WRITTEN PROBLEM
Pull every line containing the word "Disagree" from the records.

DATA FOR THIS TASK
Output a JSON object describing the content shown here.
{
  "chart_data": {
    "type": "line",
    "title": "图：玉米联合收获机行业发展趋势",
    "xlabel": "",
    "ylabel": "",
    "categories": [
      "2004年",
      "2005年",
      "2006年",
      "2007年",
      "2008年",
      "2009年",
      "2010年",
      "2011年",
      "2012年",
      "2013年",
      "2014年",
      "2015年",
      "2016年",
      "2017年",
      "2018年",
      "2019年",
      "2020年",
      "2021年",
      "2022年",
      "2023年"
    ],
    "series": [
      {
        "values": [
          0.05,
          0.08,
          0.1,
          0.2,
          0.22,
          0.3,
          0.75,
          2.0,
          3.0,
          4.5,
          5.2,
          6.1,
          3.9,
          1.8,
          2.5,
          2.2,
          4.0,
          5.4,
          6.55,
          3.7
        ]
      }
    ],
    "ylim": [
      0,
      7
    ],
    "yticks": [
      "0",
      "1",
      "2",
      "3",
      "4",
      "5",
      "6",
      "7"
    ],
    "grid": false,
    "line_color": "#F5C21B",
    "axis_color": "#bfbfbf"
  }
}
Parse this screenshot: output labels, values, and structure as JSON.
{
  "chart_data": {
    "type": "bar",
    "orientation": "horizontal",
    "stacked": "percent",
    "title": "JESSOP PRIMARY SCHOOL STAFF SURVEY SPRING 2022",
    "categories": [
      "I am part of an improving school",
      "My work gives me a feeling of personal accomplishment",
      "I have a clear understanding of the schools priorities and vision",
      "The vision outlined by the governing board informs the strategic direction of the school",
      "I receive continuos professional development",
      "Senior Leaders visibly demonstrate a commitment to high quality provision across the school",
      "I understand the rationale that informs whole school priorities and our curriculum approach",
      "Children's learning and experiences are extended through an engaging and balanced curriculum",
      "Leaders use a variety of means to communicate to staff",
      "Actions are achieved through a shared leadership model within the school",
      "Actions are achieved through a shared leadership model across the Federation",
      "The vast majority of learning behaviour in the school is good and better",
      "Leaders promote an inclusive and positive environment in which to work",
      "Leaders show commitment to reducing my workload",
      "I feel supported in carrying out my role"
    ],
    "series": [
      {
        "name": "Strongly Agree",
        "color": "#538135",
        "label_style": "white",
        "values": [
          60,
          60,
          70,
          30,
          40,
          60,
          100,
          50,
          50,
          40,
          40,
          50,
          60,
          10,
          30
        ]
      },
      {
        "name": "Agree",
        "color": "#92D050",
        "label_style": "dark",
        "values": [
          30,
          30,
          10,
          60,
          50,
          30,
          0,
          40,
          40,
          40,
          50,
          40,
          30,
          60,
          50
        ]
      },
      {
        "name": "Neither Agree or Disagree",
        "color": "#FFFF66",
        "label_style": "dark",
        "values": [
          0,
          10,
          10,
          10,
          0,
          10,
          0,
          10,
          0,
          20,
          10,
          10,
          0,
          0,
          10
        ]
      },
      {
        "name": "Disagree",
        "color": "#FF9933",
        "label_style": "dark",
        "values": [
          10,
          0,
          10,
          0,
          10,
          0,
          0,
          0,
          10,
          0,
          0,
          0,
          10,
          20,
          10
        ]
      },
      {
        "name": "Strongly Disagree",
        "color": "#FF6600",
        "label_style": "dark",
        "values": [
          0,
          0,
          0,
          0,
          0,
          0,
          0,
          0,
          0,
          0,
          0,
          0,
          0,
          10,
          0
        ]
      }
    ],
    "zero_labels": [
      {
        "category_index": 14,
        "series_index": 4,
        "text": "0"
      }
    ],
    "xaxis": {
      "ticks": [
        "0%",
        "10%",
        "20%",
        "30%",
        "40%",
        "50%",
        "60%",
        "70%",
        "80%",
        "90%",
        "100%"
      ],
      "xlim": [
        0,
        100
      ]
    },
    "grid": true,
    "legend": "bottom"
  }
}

REPLY
        "name": "Neither Agree or Disagree",
        "name": "Disagree",
        "name": "Strongly Disagree",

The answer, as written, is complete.